GIVEN TASK: Write out the data below in full, unchanged, minus the images.

Figure record listings
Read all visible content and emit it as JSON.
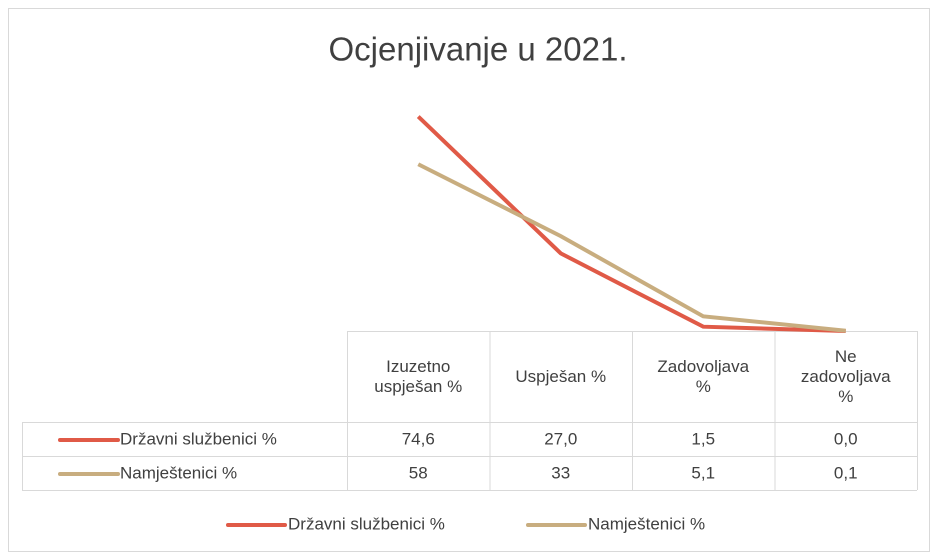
{
  "chart_data": {
    "type": "line",
    "title": "Ocjenjivanje u 2021.",
    "categories": [
      "Izuzetno uspješan %",
      "Uspješan %",
      "Zadovoljava %",
      "Ne zadovoljava %"
    ],
    "series": [
      {
        "name": "Državni službenici %",
        "color": "#e05a47",
        "values": [
          74.6,
          27.0,
          1.5,
          0.0
        ],
        "value_labels": [
          "74,6",
          "27,0",
          "1,5",
          "0,0"
        ]
      },
      {
        "name": "Namještenici %",
        "color": "#c8ad7f",
        "values": [
          58,
          33,
          5.1,
          0.1
        ],
        "value_labels": [
          "58",
          "33",
          "5,1",
          "0,1"
        ]
      }
    ],
    "ylim": [
      0,
      80
    ],
    "legend": "bottom"
  }
}
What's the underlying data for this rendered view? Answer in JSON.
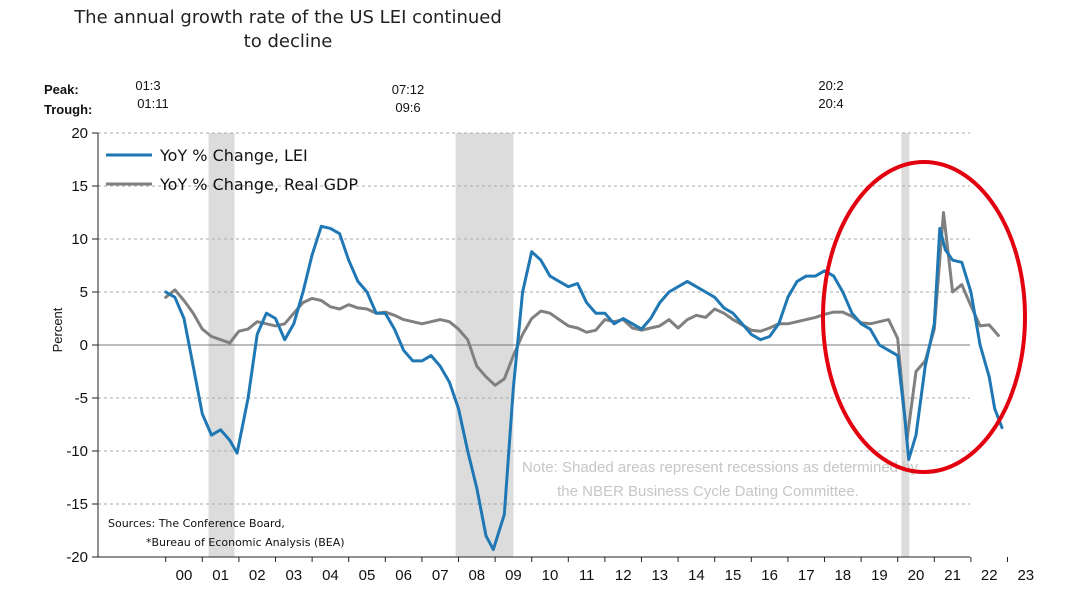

ANSWER FOR THE TASK:
Read all visible content and emit it as JSON.
{
  "chart_data": {
    "type": "line",
    "title": "Ocjenjivanje u 2021.",
    "categories": [
      "Izuzetno uspješan %",
      "Uspješan %",
      "Zadovoljava %",
      "Ne zadovoljava %"
    ],
    "series": [
      {
        "name": "Državni službenici %",
        "color": "#e05a47",
        "values": [
          74.6,
          27.0,
          1.5,
          0.0
        ],
        "value_labels": [
          "74,6",
          "27,0",
          "1,5",
          "0,0"
        ]
      },
      {
        "name": "Namještenici %",
        "color": "#c8ad7f",
        "values": [
          58,
          33,
          5.1,
          0.1
        ],
        "value_labels": [
          "58",
          "33",
          "5,1",
          "0,1"
        ]
      }
    ],
    "ylim": [
      0,
      80
    ],
    "legend": "bottom"
  }
}
What's the underlying data for this rendered view? Answer in JSON.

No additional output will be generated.